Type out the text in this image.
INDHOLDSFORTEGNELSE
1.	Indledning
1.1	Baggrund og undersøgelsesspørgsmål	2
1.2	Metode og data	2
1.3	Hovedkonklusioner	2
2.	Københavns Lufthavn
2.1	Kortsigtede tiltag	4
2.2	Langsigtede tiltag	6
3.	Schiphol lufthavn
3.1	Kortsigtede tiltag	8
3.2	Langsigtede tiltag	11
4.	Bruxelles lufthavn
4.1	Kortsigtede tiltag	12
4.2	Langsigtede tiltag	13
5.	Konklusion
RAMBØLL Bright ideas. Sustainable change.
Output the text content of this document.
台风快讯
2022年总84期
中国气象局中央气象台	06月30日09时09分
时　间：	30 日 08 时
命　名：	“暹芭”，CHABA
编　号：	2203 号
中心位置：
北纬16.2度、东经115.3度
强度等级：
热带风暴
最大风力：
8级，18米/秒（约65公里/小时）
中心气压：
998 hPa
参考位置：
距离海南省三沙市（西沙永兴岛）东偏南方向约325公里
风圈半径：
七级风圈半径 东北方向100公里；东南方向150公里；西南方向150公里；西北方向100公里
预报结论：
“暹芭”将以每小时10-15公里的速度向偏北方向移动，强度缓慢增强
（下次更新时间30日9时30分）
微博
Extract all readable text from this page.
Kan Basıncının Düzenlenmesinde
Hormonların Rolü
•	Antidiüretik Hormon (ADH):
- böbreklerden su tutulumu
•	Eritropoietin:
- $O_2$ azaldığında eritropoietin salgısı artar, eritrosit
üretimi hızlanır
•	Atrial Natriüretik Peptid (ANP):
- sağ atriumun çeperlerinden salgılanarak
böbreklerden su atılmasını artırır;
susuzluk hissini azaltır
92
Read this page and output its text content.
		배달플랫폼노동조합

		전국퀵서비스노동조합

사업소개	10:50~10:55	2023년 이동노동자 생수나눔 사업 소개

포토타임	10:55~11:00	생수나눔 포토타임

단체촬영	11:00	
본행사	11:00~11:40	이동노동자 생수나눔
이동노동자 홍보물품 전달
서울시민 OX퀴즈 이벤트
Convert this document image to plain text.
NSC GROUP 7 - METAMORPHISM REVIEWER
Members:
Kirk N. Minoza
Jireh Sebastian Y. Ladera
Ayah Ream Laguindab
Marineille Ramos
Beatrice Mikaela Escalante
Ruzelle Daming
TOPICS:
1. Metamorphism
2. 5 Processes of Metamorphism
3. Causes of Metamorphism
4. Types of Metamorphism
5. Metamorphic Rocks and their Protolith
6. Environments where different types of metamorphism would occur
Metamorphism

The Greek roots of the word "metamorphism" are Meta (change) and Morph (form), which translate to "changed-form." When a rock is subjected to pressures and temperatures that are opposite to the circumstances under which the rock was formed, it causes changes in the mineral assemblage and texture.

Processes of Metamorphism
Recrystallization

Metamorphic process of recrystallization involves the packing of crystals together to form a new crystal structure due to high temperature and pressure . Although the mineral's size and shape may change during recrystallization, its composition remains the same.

_ _ _

> Exercise goal
Send back each record exactly as it stands.

> Answer below
Type out the text in this image.
INDHOLDSFORTEGNELSE
1.	Indledning
1.1	Baggrund og undersøgelsesspørgsmål	2
1.2	Metode og data	2
1.3	Hovedkonklusioner	2
2.	Københavns Lufthavn
2.1	Kortsigtede tiltag	4
2.2	Langsigtede tiltag	6
3.	Schiphol lufthavn
3.1	Kortsigtede tiltag	8
3.2	Langsigtede tiltag	11
4.	Bruxelles lufthavn
4.1	Kortsigtede tiltag	12
4.2	Langsigtede tiltag	13
5.	Konklusion
RAMBØLL Bright ideas. Sustainable change.
Output the text content of this document.
台风快讯
2022年总84期
中国气象局中央气象台	06月30日09时09分
时　间：	30 日 08 时
命　名：	“暹芭”，CHABA
编　号：	2203 号
中心位置：
北纬16.2度、东经115.3度
强度等级：
热带风暴
最大风力：
8级，18米/秒（约65公里/小时）
中心气压：
998 hPa
参考位置：
距离海南省三沙市（西沙永兴岛）东偏南方向约325公里
风圈半径：
七级风圈半径 东北方向100公里；东南方向150公里；西南方向150公里；西北方向100公里
预报结论：
“暹芭”将以每小时10-15公里的速度向偏北方向移动，强度缓慢增强
（下次更新时间30日9时30分）
微博
Extract all readable text from this page.
Kan Basıncının Düzenlenmesinde
Hormonların Rolü
•	Antidiüretik Hormon (ADH):
- böbreklerden su tutulumu
•	Eritropoietin:
- $O_2$ azaldığında eritropoietin salgısı artar, eritrosit
üretimi hızlanır
•	Atrial Natriüretik Peptid (ANP):
- sağ atriumun çeperlerinden salgılanarak
böbreklerden su atılmasını artırır;
susuzluk hissini azaltır
92
Read this page and output its text content.
		배달플랫폼노동조합

		전국퀵서비스노동조합

사업소개	10:50~10:55	2023년 이동노동자 생수나눔 사업 소개

포토타임	10:55~11:00	생수나눔 포토타임

단체촬영	11:00	
본행사	11:00~11:40	이동노동자 생수나눔
이동노동자 홍보물품 전달
서울시민 OX퀴즈 이벤트
Convert this document image to plain text.
NSC GROUP 7 - METAMORPHISM REVIEWER
Members:
Kirk N. Minoza
Jireh Sebastian Y. Ladera
Ayah Ream Laguindab
Marineille Ramos
Beatrice Mikaela Escalante
Ruzelle Daming
TOPICS:
1. Metamorphism
2. 5 Processes of Metamorphism
3. Causes of Metamorphism
4. Types of Metamorphism
5. Metamorphic Rocks and their Protolith
6. Environments where different types of metamorphism would occur
Metamorphism

The Greek roots of the word "metamorphism" are Meta (change) and Morph (form), which translate to "changed-form." When a rock is subjected to pressures and temperatures that are opposite to the circumstances under which the rock was formed, it causes changes in the mineral assemblage and texture.

Processes of Metamorphism
Recrystallization

Metamorphic process of recrystallization involves the packing of crystals together to form a new crystal structure due to high temperature and pressure . Although the mineral's size and shape may change during recrystallization, its composition remains the same.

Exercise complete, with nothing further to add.